[O que fazer]:
**1.** Na crônica sobre o Natal, que papel William Bonner faz na propaganda da Globo?
**2.** Por favor, reproduza o trecho da crônica sobre o Natal que começa em "Tenho essas e" e termina em "nenhum deles escreveu.".

[Bloco de texto]:
* * *
E chegou dezembro. Já é Natal na Leader Magazine e a propaganda da Globo tem Roberto Carlos cantando “hoje é um novo dia”, Ana Maria Braga fingindo que é empregada doméstica, Luciano Huck de taxista, Faustão fantasiado de garçom e William Bonner bancando o carteiro.
Tenho essas e mais umas mil e duzentas razões para querer despachar o mês feito um ebó pesado na encruza. É por isso que sempre deixo aqui  minha bronca contra essa modorra natalina da moléstia. Esse espaço, enfim, tem por tradição estabelecida abrir o final do ano com um texto defenestrando o período. Aos fatos:
– Podem apostar que as redes sociais serão inundadas por frases sobre renovação, novos tempos, amizade, solidariedade e outras baboseiras, atribuídas a Fernando Pessoa, Caio Fernando Abreu e Clarice Lispector – frases que, evidentemente, nenhum deles escreveu.

– Aguardemos o lançamento de mais um livro com mensagens de boas festas e reflexões sensíveis sobre a amizade, trocadas entre os filósofos Gabriel Chalita e padre Fábio de Mello. O perigo é alguém da firma te presentear com isso no amigo oculto e perguntar: – Gostou do presente?

– Em dezembro o sujeito corre o risco de receber dezenas de emails com um poema sobre a simplicidade da vida, criminosamente atribuído a Jorge Luis Borges. O poema fala do sujeito que na velhice se arrepende de não ter andado descalço, tomado banho de chuva, amado mais, cativado crianças, comido maçãs ao entardecer, soltado os cabelos ao vento e sorrido ao nascer do sol.  Imaginem se Jorge Luís Borges escreveria uma coisa dessas…
– Toda família que se preza tem pelo menos uma tia velha que, no auge da festa de Natal, cai em prantos, anuncia que vai morrer e estraga a ceia. A frase é um clássico: Eu quero dizer pra vocês que esse é meu último Natal; ano que vem eu não estou mais aqui … No ano seguinte lá está ela, vivinha da silva, anunciando a morte próxima e preparada, no fundo, para enterrar a família inteira.
* * *
[Seção de dados]:
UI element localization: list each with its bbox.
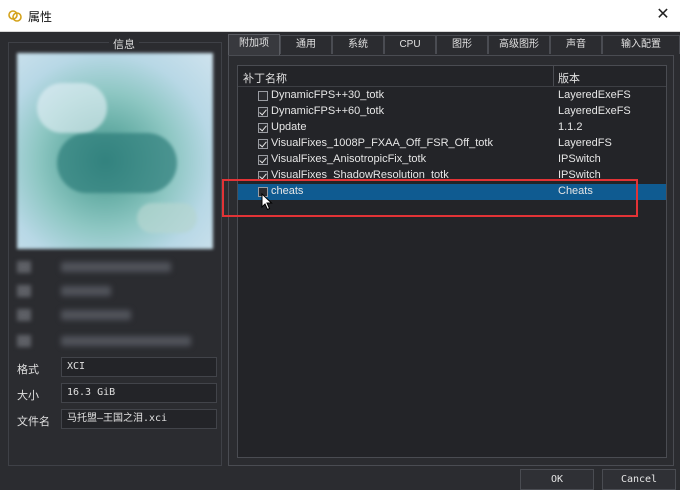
* * *
[Respostas em ordem]:
**1.** Ele banca o carteiro.

**2.**
Tenho essas e mais umas mil e duzentas razões para querer despachar o mês feito um ebó pesado na encruza. É por isso que sempre deixo aqui  minha bronca contra essa modorra natalina da moléstia. Esse espaço, enfim, tem por tradição estabelecida abrir o final do ano com um texto defenestrando o período. Aos fatos:
– Podem apostar que as redes sociais serão inundadas por frases sobre renovação, novos tempos, amizade, solidariedade e outras baboseiras, atribuídas a Fernando Pessoa, Caio Fernando Abreu e Clarice Lispector – frases que, evidentemente, nenhum deles escreveu.